* [SUPPLIED DATA]:

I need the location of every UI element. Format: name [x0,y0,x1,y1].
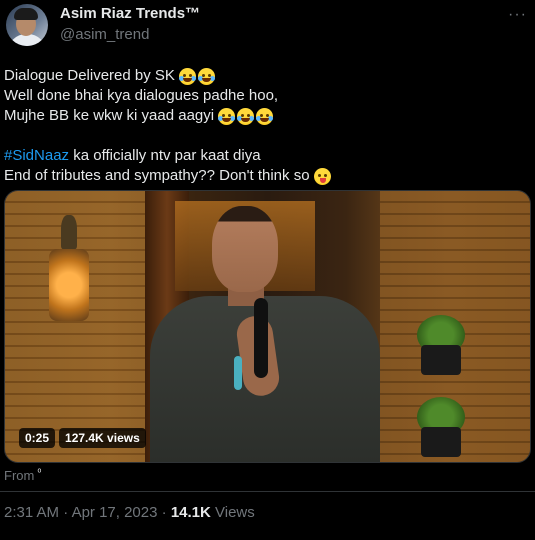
tweet-time[interactable]: 2:31 AM [4,504,59,521]
video-duration: 0:25 [19,428,56,448]
tweet-line-2: Well done bhai kya dialogues padhe hoo, [4,86,529,106]
tweet-line-2-text: Well done bhai kya dialogues padhe hoo, [4,87,279,104]
microphone [254,298,268,378]
meta-separator: · [63,504,69,521]
tweet-line-4-text: ka officially ntv par kaat diya [69,147,261,164]
from-attribution[interactable]: From ⁰ [4,468,41,483]
tweet-line-5-text: End of tributes and sympathy?? Don't thi… [4,167,310,184]
tweet-text: Dialogue Delivered by SK Well done bhai … [4,66,529,186]
from-label: From [4,468,35,483]
avatar[interactable] [6,4,48,46]
joy-emoji [218,107,236,125]
tweet: Asim Riaz Trends™ @asim_trend ··· Dialog… [0,0,535,540]
plant-pot [421,427,461,457]
author-handle[interactable]: @asim_trend [60,26,149,43]
joy-emoji [256,107,274,125]
lamp-top [61,215,77,249]
more-horizontal-icon[interactable]: ··· [508,6,527,24]
video-person [150,206,380,462]
tweet-line-gap [4,126,529,146]
avatar-hair [14,8,38,20]
author-display-name[interactable]: Asim Riaz Trends™ [60,5,200,22]
tweet-line-1: Dialogue Delivered by SK [4,66,529,86]
tweet-meta: 2:31 AM · Apr 17, 2023 · 14.1K Views [4,504,255,521]
video-views: 127.4K views [59,428,146,448]
lamp-shade [49,249,89,321]
divider [0,491,535,492]
tweet-line-3-text: Mujhe BB ke wkw ki yaad aagyi [4,107,215,124]
hashtag-link[interactable]: #SidNaaz [4,146,69,166]
joy-emoji [237,107,255,125]
person-head [212,206,278,292]
plant-pot [421,345,461,375]
rofl-emoji [197,67,215,85]
lamp-image [49,215,89,335]
rofl-emoji [178,67,196,85]
views-count[interactable]: 14.1K [171,504,211,521]
meta-separator: · [161,504,167,521]
winking-tongue-emoji [313,167,331,185]
views-label: Views [215,504,255,521]
tweet-line-3: Mujhe BB ke wkw ki yaad aagyi [4,106,529,126]
tweet-line-4: #SidNaaz ka officially ntv par kaat diya [4,146,529,166]
source-icon: ⁰ [37,468,42,479]
video-player[interactable]: 0:25 127.4K views [4,190,531,463]
tweet-line-5: End of tributes and sympathy?? Don't thi… [4,166,529,186]
tweet-date[interactable]: Apr 17, 2023 [72,504,158,521]
video-badges: 0:25 127.4K views [19,428,146,448]
tweet-line-1-text: Dialogue Delivered by SK [4,67,175,84]
person-bracelet [234,356,242,390]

* [STATED TASK]: Please transcribe the stretch of the material from the line containing "tweet-time[interactable]: 2:31 AM" through the line containing "meta-separator: · [63,504,69,521]", reproducing each line character for character.

* [RIGHT ANSWER]:
tweet-time[interactable]: 2:31 AM [4,504,59,521]
video-duration: 0:25 [19,428,56,448]
tweet-line-2: Well done bhai kya dialogues padhe hoo, [4,86,529,106]
tweet-line-2-text: Well done bhai kya dialogues padhe hoo, [4,87,279,104]
microphone [254,298,268,378]
meta-separator: · [63,504,69,521]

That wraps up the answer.